_TASK DIRECTIONS_
All of the data below must be repeated exactly.

##### DATA TO USE

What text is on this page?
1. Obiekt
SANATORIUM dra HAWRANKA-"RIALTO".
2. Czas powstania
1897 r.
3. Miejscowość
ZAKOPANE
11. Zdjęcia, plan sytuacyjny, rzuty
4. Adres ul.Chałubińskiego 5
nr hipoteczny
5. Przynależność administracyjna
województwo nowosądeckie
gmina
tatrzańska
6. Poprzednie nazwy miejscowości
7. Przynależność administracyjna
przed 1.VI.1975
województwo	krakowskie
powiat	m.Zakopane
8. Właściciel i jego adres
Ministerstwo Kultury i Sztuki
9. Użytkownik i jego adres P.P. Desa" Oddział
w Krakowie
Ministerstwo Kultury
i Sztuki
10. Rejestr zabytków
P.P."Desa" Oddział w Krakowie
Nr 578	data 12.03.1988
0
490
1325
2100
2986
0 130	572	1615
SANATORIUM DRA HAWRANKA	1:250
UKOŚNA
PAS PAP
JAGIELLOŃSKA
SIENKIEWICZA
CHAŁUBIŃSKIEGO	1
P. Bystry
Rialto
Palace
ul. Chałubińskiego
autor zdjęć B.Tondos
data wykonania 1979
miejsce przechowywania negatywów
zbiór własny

##########

_RESULT OF THE TASK_
What text is on this page?
1. Obiekt
SANATORIUM dra HAWRANKA-"RIALTO".
2. Czas powstania
1897 r.
3. Miejscowość
ZAKOPANE
11. Zdjęcia, plan sytuacyjny, rzuty
4. Adres ul.Chałubińskiego 5
nr hipoteczny
5. Przynależność administracyjna
województwo nowosądeckie
gmina
tatrzańska
6. Poprzednie nazwy miejscowości
7. Przynależność administracyjna
przed 1.VI.1975
województwo	krakowskie
powiat	m.Zakopane
8. Właściciel i jego adres
Ministerstwo Kultury i Sztuki
9. Użytkownik i jego adres P.P. Desa" Oddział
w Krakowie
Ministerstwo Kultury
i Sztuki
10. Rejestr zabytków
P.P."Desa" Oddział w Krakowie
Nr 578	data 12.03.1988
0
490
1325
2100
2986
0 130	572	1615
SANATORIUM DRA HAWRANKA	1:250
UKOŚNA
PAS PAP
JAGIELLOŃSKA
SIENKIEWICZA
CHAŁUBIŃSKIEGO	1
P. Bystry
Rialto
Palace
ul. Chałubińskiego
autor zdjęć B.Tondos
data wykonania 1979
miejsce przechowywania negatywów
zbiór własny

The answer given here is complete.